YOUR OBJECTIVE: Repeat the material exactly as it appears.

■ ■ ■ ■ ■

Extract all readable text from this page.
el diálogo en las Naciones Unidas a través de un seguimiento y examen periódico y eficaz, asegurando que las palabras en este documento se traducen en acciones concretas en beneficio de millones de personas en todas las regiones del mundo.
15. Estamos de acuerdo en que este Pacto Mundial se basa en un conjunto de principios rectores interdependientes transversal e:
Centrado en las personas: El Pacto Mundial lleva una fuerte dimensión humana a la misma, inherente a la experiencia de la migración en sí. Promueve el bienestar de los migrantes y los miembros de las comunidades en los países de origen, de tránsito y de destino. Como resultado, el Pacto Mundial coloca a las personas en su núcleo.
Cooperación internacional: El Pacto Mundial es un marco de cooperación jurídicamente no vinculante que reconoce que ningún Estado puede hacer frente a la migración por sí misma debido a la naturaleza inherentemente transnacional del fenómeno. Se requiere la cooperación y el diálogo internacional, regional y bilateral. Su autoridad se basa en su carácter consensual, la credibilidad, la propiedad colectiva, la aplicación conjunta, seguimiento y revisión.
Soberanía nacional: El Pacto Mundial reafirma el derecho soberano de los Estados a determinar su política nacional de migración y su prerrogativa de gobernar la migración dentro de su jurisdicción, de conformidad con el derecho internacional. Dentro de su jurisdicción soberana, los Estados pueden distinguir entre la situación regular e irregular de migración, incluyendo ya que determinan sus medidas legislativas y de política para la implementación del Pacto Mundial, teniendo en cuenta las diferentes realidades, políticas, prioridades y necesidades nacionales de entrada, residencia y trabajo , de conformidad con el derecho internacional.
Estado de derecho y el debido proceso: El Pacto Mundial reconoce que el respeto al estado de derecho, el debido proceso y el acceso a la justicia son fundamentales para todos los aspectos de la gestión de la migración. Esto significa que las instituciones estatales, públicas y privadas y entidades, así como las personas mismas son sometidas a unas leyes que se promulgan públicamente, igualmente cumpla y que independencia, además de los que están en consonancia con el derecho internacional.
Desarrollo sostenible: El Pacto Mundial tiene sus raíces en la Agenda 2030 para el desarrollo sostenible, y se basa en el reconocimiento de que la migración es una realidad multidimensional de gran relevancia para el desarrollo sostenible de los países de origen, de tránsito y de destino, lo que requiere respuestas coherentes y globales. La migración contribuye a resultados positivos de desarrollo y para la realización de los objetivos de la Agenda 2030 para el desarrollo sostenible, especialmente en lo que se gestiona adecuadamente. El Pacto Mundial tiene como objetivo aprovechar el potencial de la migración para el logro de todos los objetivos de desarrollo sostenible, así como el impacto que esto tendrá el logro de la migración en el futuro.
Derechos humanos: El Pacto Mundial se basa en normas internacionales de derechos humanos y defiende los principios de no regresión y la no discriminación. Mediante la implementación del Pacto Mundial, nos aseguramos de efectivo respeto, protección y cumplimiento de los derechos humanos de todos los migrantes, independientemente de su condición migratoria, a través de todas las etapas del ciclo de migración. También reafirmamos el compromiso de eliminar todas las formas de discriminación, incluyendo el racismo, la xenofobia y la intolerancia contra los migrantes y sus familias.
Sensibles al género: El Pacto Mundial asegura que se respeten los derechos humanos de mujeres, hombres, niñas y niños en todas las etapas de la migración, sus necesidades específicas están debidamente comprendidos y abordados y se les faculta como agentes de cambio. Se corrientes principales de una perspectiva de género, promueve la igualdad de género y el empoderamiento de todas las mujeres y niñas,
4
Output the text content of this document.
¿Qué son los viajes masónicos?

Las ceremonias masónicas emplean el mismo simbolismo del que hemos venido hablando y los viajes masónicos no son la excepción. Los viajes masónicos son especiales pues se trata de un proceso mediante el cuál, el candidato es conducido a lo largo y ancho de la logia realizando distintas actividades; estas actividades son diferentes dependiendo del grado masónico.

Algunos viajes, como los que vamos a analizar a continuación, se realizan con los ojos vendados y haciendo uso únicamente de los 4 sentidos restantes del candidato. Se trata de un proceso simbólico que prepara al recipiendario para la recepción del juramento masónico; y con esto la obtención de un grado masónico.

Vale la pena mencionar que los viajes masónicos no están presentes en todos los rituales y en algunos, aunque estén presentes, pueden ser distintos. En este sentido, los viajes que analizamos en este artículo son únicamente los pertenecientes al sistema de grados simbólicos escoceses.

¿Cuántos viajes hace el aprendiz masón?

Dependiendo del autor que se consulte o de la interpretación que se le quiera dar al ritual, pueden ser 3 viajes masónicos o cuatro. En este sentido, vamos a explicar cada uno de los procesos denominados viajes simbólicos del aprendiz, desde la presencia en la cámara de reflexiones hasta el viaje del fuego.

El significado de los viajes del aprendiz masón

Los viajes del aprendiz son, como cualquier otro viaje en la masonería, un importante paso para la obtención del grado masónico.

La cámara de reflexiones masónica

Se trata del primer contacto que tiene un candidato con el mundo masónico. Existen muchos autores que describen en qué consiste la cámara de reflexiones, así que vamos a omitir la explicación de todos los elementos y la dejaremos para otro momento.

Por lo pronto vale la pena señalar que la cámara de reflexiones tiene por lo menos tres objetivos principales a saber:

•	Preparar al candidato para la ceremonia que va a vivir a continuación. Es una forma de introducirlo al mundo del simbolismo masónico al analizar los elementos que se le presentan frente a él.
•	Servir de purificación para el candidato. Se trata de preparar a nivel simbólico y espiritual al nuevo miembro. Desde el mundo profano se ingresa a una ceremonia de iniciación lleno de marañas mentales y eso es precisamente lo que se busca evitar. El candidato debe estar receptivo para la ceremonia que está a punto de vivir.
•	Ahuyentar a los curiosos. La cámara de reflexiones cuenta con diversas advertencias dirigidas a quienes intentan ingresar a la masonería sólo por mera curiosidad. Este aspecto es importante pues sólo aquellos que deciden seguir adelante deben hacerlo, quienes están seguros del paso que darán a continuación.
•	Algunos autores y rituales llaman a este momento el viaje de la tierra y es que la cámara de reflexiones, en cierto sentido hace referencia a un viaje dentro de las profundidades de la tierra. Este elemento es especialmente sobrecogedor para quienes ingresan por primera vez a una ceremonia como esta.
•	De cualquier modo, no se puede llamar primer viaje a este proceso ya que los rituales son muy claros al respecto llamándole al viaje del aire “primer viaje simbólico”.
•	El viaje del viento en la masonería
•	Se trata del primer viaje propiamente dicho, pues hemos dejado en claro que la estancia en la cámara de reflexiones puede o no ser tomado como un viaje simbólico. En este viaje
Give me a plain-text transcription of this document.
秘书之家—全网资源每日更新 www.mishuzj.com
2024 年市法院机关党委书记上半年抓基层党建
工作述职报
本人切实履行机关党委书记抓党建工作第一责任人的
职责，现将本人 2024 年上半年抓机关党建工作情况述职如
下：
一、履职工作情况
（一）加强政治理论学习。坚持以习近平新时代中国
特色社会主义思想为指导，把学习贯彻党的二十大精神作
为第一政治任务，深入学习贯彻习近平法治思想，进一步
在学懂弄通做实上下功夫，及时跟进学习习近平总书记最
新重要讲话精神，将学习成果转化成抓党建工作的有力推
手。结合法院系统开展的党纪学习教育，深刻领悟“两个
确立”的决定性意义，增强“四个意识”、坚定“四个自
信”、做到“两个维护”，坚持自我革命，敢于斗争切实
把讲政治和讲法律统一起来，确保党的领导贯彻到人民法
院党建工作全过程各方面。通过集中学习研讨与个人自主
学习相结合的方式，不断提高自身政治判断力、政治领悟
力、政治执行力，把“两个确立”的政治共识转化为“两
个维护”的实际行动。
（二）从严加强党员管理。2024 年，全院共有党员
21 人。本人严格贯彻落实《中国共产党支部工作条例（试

■ ■ ■ ■ ■

ANSWER TO THIS EXERCISE:
Extract all readable text from this page.
el diálogo en las Naciones Unidas a través de un seguimiento y examen periódico y eficaz, asegurando que las palabras en este documento se traducen en acciones concretas en beneficio de millones de personas en todas las regiones del mundo.
15. Estamos de acuerdo en que este Pacto Mundial se basa en un conjunto de principios rectores interdependientes transversal e:
Centrado en las personas: El Pacto Mundial lleva una fuerte dimensión humana a la misma, inherente a la experiencia de la migración en sí. Promueve el bienestar de los migrantes y los miembros de las comunidades en los países de origen, de tránsito y de destino. Como resultado, el Pacto Mundial coloca a las personas en su núcleo.
Cooperación internacional: El Pacto Mundial es un marco de cooperación jurídicamente no vinculante que reconoce que ningún Estado puede hacer frente a la migración por sí misma debido a la naturaleza inherentemente transnacional del fenómeno. Se requiere la cooperación y el diálogo internacional, regional y bilateral. Su autoridad se basa en su carácter consensual, la credibilidad, la propiedad colectiva, la aplicación conjunta, seguimiento y revisión.
Soberanía nacional: El Pacto Mundial reafirma el derecho soberano de los Estados a determinar su política nacional de migración y su prerrogativa de gobernar la migración dentro de su jurisdicción, de conformidad con el derecho internacional. Dentro de su jurisdicción soberana, los Estados pueden distinguir entre la situación regular e irregular de migración, incluyendo ya que determinan sus medidas legislativas y de política para la implementación del Pacto Mundial, teniendo en cuenta las diferentes realidades, políticas, prioridades y necesidades nacionales de entrada, residencia y trabajo , de conformidad con el derecho internacional.
Estado de derecho y el debido proceso: El Pacto Mundial reconoce que el respeto al estado de derecho, el debido proceso y el acceso a la justicia son fundamentales para todos los aspectos de la gestión de la migración. Esto significa que las instituciones estatales, públicas y privadas y entidades, así como las personas mismas son sometidas a unas leyes que se promulgan públicamente, igualmente cumpla y que independencia, además de los que están en consonancia con el derecho internacional.
Desarrollo sostenible: El Pacto Mundial tiene sus raíces en la Agenda 2030 para el desarrollo sostenible, y se basa en el reconocimiento de que la migración es una realidad multidimensional de gran relevancia para el desarrollo sostenible de los países de origen, de tránsito y de destino, lo que requiere respuestas coherentes y globales. La migración contribuye a resultados positivos de desarrollo y para la realización de los objetivos de la Agenda 2030 para el desarrollo sostenible, especialmente en lo que se gestiona adecuadamente. El Pacto Mundial tiene como objetivo aprovechar el potencial de la migración para el logro de todos los objetivos de desarrollo sostenible, así como el impacto que esto tendrá el logro de la migración en el futuro.
Derechos humanos: El Pacto Mundial se basa en normas internacionales de derechos humanos y defiende los principios de no regresión y la no discriminación. Mediante la implementación del Pacto Mundial, nos aseguramos de efectivo respeto, protección y cumplimiento de los derechos humanos de todos los migrantes, independientemente de su condición migratoria, a través de todas las etapas del ciclo de migración. También reafirmamos el compromiso de eliminar todas las formas de discriminación, incluyendo el racismo, la xenofobia y la intolerancia contra los migrantes y sus familias.
Sensibles al género: El Pacto Mundial asegura que se respeten los derechos humanos de mujeres, hombres, niñas y niños en todas las etapas de la migración, sus necesidades específicas están debidamente comprendidos y abordados y se les faculta como agentes de cambio. Se corrientes principales de una perspectiva de género, promueve la igualdad de género y el empoderamiento de todas las mujeres y niñas,
4
Output the text content of this document.
¿Qué son los viajes masónicos?

Las ceremonias masónicas emplean el mismo simbolismo del que hemos venido hablando y los viajes masónicos no son la excepción. Los viajes masónicos son especiales pues se trata de un proceso mediante el cuál, el candidato es conducido a lo largo y ancho de la logia realizando distintas actividades; estas actividades son diferentes dependiendo del grado masónico.

Algunos viajes, como los que vamos a analizar a continuación, se realizan con los ojos vendados y haciendo uso únicamente de los 4 sentidos restantes del candidato. Se trata de un proceso simbólico que prepara al recipiendario para la recepción del juramento masónico; y con esto la obtención de un grado masónico.

Vale la pena mencionar que los viajes masónicos no están presentes en todos los rituales y en algunos, aunque estén presentes, pueden ser distintos. En este sentido, los viajes que analizamos en este artículo son únicamente los pertenecientes al sistema de grados simbólicos escoceses.

¿Cuántos viajes hace el aprendiz masón?

Dependiendo del autor que se consulte o de la interpretación que se le quiera dar al ritual, pueden ser 3 viajes masónicos o cuatro. En este sentido, vamos a explicar cada uno de los procesos denominados viajes simbólicos del aprendiz, desde la presencia en la cámara de reflexiones hasta el viaje del fuego.

El significado de los viajes del aprendiz masón

Los viajes del aprendiz son, como cualquier otro viaje en la masonería, un importante paso para la obtención del grado masónico.

La cámara de reflexiones masónica

Se trata del primer contacto que tiene un candidato con el mundo masónico. Existen muchos autores que describen en qué consiste la cámara de reflexiones, así que vamos a omitir la explicación de todos los elementos y la dejaremos para otro momento.

Por lo pronto vale la pena señalar que la cámara de reflexiones tiene por lo menos tres objetivos principales a saber:

•	Preparar al candidato para la ceremonia que va a vivir a continuación. Es una forma de introducirlo al mundo del simbolismo masónico al analizar los elementos que se le presentan frente a él.
•	Servir de purificación para el candidato. Se trata de preparar a nivel simbólico y espiritual al nuevo miembro. Desde el mundo profano se ingresa a una ceremonia de iniciación lleno de marañas mentales y eso es precisamente lo que se busca evitar. El candidato debe estar receptivo para la ceremonia que está a punto de vivir.
•	Ahuyentar a los curiosos. La cámara de reflexiones cuenta con diversas advertencias dirigidas a quienes intentan ingresar a la masonería sólo por mera curiosidad. Este aspecto es importante pues sólo aquellos que deciden seguir adelante deben hacerlo, quienes están seguros del paso que darán a continuación.
•	Algunos autores y rituales llaman a este momento el viaje de la tierra y es que la cámara de reflexiones, en cierto sentido hace referencia a un viaje dentro de las profundidades de la tierra. Este elemento es especialmente sobrecogedor para quienes ingresan por primera vez a una ceremonia como esta.
•	De cualquier modo, no se puede llamar primer viaje a este proceso ya que los rituales son muy claros al respecto llamándole al viaje del aire “primer viaje simbólico”.
•	El viaje del viento en la masonería
•	Se trata del primer viaje propiamente dicho, pues hemos dejado en claro que la estancia en la cámara de reflexiones puede o no ser tomado como un viaje simbólico. En este viaje
Give me a plain-text transcription of this document.
秘书之家—全网资源每日更新 www.mishuzj.com
2024 年市法院机关党委书记上半年抓基层党建
工作述职报
本人切实履行机关党委书记抓党建工作第一责任人的
职责，现将本人 2024 年上半年抓机关党建工作情况述职如
下：
一、履职工作情况
（一）加强政治理论学习。坚持以习近平新时代中国
特色社会主义思想为指导，把学习贯彻党的二十大精神作
为第一政治任务，深入学习贯彻习近平法治思想，进一步
在学懂弄通做实上下功夫，及时跟进学习习近平总书记最
新重要讲话精神，将学习成果转化成抓党建工作的有力推
手。结合法院系统开展的党纪学习教育，深刻领悟“两个
确立”的决定性意义，增强“四个意识”、坚定“四个自
信”、做到“两个维护”，坚持自我革命，敢于斗争切实
把讲政治和讲法律统一起来，确保党的领导贯彻到人民法
院党建工作全过程各方面。通过集中学习研讨与个人自主
学习相结合的方式，不断提高自身政治判断力、政治领悟
力、政治执行力，把“两个确立”的政治共识转化为“两
个维护”的实际行动。
（二）从严加强党员管理。2024 年，全院共有党员
21 人。本人严格贯彻落实《中国共产党支部工作条例（试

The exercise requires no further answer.